### Brief
Determine the number of lines where "frac" occurs and reply with that number by itself.

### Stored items
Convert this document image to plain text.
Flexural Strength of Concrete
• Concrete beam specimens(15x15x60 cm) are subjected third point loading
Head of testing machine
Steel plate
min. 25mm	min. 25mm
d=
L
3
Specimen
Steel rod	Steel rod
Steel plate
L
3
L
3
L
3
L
--
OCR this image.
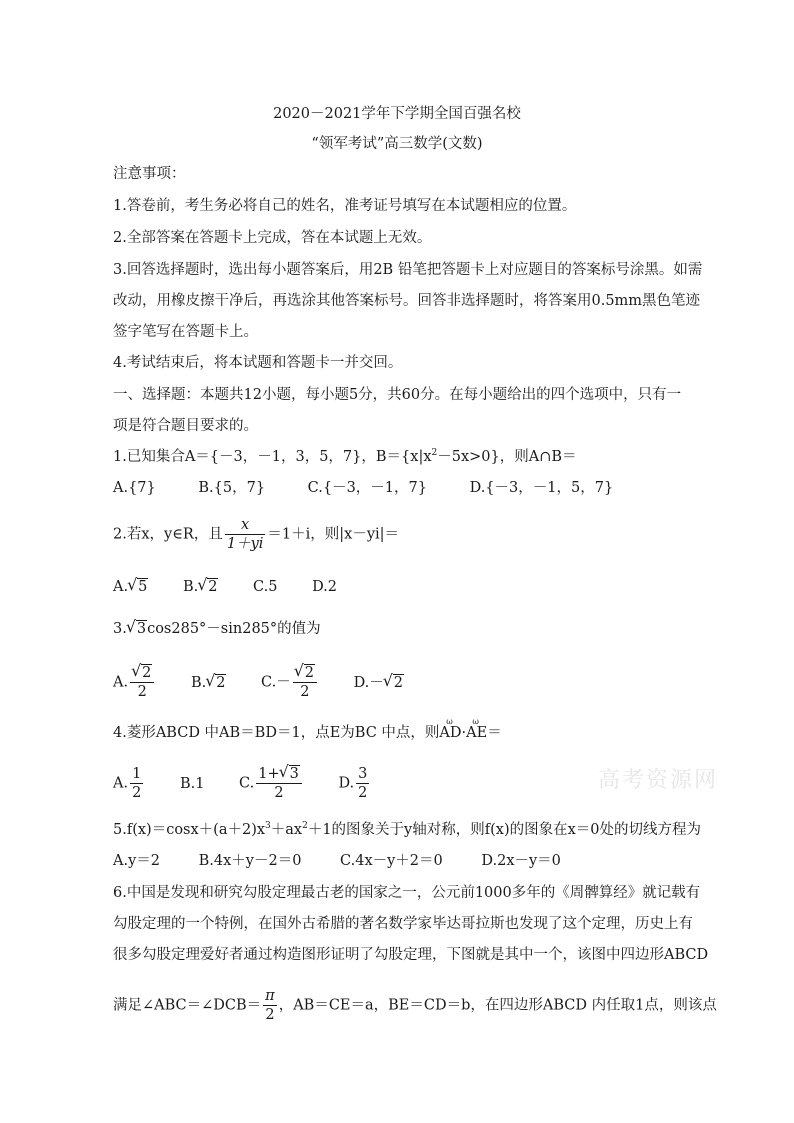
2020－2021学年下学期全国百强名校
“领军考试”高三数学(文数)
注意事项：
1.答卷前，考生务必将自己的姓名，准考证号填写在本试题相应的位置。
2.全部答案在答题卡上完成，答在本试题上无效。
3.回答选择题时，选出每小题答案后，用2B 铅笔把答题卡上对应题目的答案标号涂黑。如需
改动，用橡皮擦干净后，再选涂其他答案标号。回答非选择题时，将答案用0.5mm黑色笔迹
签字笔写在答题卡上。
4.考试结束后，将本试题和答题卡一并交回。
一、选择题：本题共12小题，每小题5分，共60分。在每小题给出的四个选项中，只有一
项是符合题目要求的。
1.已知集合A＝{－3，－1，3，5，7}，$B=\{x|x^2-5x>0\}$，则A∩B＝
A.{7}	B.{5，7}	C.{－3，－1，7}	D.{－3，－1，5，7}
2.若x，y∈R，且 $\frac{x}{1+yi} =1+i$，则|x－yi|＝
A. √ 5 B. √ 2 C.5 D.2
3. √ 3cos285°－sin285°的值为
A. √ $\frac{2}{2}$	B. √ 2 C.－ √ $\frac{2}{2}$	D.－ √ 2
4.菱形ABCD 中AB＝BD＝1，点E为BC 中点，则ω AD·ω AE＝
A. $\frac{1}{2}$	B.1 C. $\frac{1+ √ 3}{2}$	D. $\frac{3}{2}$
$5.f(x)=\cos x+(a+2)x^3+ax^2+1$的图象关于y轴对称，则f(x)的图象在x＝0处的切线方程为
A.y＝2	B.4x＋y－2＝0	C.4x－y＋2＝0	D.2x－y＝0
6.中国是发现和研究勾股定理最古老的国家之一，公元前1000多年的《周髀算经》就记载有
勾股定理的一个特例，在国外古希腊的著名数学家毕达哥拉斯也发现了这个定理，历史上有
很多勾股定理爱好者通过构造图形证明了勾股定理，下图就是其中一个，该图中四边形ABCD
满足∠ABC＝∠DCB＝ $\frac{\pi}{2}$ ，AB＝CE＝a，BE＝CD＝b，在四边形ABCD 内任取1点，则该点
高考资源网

### Task output
4